##### Dataset excerpts

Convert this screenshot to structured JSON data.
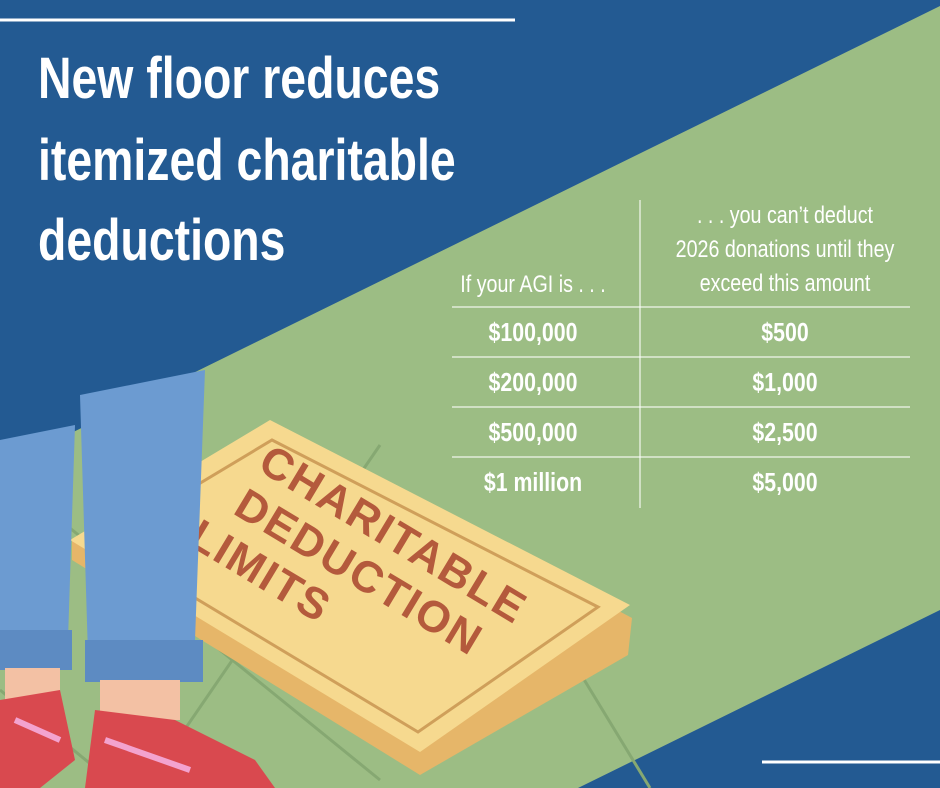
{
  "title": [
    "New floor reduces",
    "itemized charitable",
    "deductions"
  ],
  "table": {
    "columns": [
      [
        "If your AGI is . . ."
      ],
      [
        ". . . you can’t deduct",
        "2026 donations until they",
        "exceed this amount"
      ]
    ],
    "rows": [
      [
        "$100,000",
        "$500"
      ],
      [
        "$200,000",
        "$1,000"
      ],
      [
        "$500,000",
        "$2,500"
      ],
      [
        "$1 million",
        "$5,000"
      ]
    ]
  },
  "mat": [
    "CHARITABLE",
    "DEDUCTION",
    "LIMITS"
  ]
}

##########
##### Dataset excerpts

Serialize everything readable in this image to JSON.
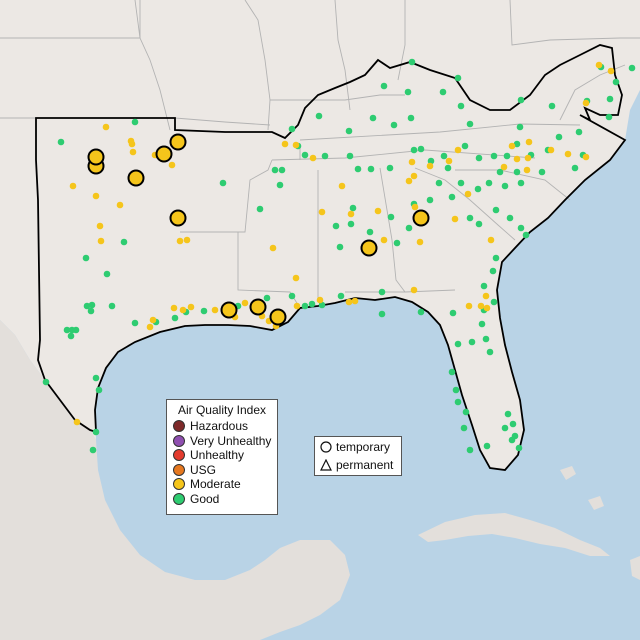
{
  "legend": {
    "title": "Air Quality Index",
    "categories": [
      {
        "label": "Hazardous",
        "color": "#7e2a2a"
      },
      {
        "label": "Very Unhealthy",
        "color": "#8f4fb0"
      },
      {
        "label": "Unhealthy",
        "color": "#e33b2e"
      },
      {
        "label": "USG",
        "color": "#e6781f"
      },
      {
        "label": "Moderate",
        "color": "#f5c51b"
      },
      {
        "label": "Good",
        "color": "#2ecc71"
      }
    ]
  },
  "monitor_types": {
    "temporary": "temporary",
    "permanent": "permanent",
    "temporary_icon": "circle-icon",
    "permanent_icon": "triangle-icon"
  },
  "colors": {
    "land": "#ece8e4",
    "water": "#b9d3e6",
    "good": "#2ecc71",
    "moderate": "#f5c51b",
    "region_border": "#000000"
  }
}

##########

Copy out every line that includes the word "icon".

    "temporary_icon": "circle-icon",
    "permanent_icon": "triangle-icon"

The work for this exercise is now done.